Directions: Leave out the pictures and copy everything else below exactly.

Figure dataset records:
** start **
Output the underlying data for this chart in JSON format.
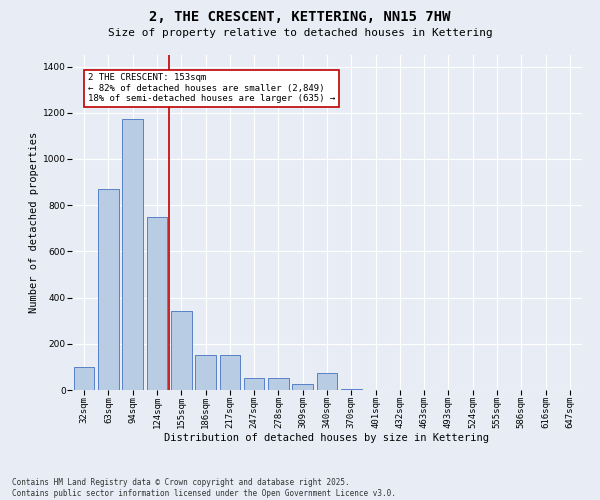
{
  "title": "2, THE CRESCENT, KETTERING, NN15 7HW",
  "subtitle": "Size of property relative to detached houses in Kettering",
  "xlabel": "Distribution of detached houses by size in Kettering",
  "ylabel": "Number of detached properties",
  "categories": [
    "32sqm",
    "63sqm",
    "94sqm",
    "124sqm",
    "155sqm",
    "186sqm",
    "217sqm",
    "247sqm",
    "278sqm",
    "309sqm",
    "340sqm",
    "370sqm",
    "401sqm",
    "432sqm",
    "463sqm",
    "493sqm",
    "524sqm",
    "555sqm",
    "586sqm",
    "616sqm",
    "647sqm"
  ],
  "values": [
    100,
    870,
    1175,
    750,
    340,
    150,
    150,
    50,
    50,
    25,
    75,
    5,
    0,
    0,
    0,
    0,
    0,
    0,
    0,
    0,
    0
  ],
  "bar_color": "#b8cce4",
  "bar_edge_color": "#4472c4",
  "property_line_color": "#c00000",
  "property_line_x": 3.5,
  "annotation_text": "2 THE CRESCENT: 153sqm\n← 82% of detached houses are smaller (2,849)\n18% of semi-detached houses are larger (635) →",
  "annotation_box_color": "#c00000",
  "ylim": [
    0,
    1450
  ],
  "yticks": [
    0,
    200,
    400,
    600,
    800,
    1000,
    1200,
    1400
  ],
  "bg_color": "#e8edf5",
  "plot_bg_color": "#e8edf5",
  "grid_color": "#ffffff",
  "footnote": "Contains HM Land Registry data © Crown copyright and database right 2025.\nContains public sector information licensed under the Open Government Licence v3.0.",
  "title_fontsize": 10,
  "subtitle_fontsize": 8,
  "label_fontsize": 7.5,
  "tick_fontsize": 6.5,
  "footnote_fontsize": 5.5,
  "annotation_fontsize": 6.5
}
** end **
Reply:
Output the underlying data for this chart in JSON format.
{
  "title": "2, THE CRESCENT, KETTERING, NN15 7HW",
  "subtitle": "Size of property relative to detached houses in Kettering",
  "xlabel": "Distribution of detached houses by size in Kettering",
  "ylabel": "Number of detached properties",
  "categories": [
    "32sqm",
    "63sqm",
    "94sqm",
    "124sqm",
    "155sqm",
    "186sqm",
    "217sqm",
    "247sqm",
    "278sqm",
    "309sqm",
    "340sqm",
    "370sqm",
    "401sqm",
    "432sqm",
    "463sqm",
    "493sqm",
    "524sqm",
    "555sqm",
    "586sqm",
    "616sqm",
    "647sqm"
  ],
  "values": [
    100,
    870,
    1175,
    750,
    340,
    150,
    150,
    50,
    50,
    25,
    75,
    5,
    0,
    0,
    0,
    0,
    0,
    0,
    0,
    0,
    0
  ],
  "bar_color": "#b8cce4",
  "bar_edge_color": "#4472c4",
  "property_line_color": "#c00000",
  "property_line_x": 3.5,
  "annotation_text": "2 THE CRESCENT: 153sqm\n← 82% of detached houses are smaller (2,849)\n18% of semi-detached houses are larger (635) →",
  "annotation_box_color": "#c00000",
  "ylim": [
    0,
    1450
  ],
  "yticks": [
    0,
    200,
    400,
    600,
    800,
    1000,
    1200,
    1400
  ],
  "bg_color": "#e8edf5",
  "plot_bg_color": "#e8edf5",
  "grid_color": "#ffffff",
  "footnote": "Contains HM Land Registry data © Crown copyright and database right 2025.\nContains public sector information licensed under the Open Government Licence v3.0.",
  "title_fontsize": 10,
  "subtitle_fontsize": 8,
  "label_fontsize": 7.5,
  "tick_fontsize": 6.5,
  "footnote_fontsize": 5.5,
  "annotation_fontsize": 6.5
}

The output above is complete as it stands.